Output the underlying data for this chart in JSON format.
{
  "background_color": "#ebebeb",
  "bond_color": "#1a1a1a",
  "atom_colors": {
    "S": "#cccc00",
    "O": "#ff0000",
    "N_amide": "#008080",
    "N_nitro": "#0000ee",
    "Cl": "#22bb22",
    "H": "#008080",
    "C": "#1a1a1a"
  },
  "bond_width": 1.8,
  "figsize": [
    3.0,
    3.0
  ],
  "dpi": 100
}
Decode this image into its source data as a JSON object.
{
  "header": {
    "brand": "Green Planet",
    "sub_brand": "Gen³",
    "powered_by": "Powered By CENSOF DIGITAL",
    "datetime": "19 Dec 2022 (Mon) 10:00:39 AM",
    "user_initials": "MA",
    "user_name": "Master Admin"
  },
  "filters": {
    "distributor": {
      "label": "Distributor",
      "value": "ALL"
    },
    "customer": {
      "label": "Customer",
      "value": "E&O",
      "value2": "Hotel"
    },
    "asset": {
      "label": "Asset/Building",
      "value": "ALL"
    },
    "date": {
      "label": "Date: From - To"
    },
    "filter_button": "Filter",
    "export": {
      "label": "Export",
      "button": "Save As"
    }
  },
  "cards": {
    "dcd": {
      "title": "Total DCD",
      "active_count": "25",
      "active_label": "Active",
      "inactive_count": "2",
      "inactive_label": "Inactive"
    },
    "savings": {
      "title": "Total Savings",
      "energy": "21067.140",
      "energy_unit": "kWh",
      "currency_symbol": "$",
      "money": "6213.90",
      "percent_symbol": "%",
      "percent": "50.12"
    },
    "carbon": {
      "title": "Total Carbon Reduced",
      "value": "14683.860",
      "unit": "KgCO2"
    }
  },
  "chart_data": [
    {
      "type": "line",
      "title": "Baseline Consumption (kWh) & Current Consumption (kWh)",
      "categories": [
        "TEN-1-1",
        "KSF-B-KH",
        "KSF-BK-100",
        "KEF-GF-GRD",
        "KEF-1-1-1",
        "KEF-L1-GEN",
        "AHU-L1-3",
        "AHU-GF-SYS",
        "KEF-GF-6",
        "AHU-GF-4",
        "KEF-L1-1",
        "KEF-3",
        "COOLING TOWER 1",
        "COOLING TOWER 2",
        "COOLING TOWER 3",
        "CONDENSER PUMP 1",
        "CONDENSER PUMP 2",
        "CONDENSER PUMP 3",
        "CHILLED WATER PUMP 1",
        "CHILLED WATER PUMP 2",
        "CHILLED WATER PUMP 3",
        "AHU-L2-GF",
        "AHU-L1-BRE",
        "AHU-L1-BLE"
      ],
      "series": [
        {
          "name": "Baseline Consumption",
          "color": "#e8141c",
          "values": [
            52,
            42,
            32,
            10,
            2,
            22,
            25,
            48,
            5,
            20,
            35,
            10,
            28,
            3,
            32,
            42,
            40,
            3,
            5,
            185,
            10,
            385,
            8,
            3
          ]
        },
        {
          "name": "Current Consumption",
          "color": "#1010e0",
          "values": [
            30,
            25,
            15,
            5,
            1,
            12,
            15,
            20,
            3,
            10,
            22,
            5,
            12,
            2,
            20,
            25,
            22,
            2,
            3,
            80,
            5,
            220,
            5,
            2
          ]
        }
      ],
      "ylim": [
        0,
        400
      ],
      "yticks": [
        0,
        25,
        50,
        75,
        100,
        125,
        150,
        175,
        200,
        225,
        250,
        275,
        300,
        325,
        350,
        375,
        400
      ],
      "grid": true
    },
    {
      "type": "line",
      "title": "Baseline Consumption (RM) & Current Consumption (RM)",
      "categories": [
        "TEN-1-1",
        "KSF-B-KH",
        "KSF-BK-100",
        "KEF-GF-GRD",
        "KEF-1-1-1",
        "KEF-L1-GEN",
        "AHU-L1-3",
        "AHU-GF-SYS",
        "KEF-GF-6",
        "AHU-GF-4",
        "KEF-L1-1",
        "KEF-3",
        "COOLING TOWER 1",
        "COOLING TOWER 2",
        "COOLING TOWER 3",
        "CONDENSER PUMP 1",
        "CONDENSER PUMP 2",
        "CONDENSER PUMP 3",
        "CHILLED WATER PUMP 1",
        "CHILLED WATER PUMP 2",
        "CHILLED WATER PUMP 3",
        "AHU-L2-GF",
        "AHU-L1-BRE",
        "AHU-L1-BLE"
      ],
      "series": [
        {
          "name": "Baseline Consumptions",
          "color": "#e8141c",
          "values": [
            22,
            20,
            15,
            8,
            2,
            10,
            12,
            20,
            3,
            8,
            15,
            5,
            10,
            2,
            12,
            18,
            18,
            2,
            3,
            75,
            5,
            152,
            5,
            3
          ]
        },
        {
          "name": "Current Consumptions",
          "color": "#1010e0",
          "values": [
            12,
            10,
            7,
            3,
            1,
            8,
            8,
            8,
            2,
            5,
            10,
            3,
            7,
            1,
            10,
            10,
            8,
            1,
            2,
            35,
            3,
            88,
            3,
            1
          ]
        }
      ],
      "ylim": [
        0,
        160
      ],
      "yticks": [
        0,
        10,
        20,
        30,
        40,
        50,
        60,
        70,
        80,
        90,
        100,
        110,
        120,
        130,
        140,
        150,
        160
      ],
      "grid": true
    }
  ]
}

---

__WHAT THE TASK REQUIRES__.
Copy all lines from the listing that contain "Total".

__WORKED SOLUTION__.
      "title": "Total DCD",
      "title": "Total Savings",
      "title": "Total Carbon Reduced",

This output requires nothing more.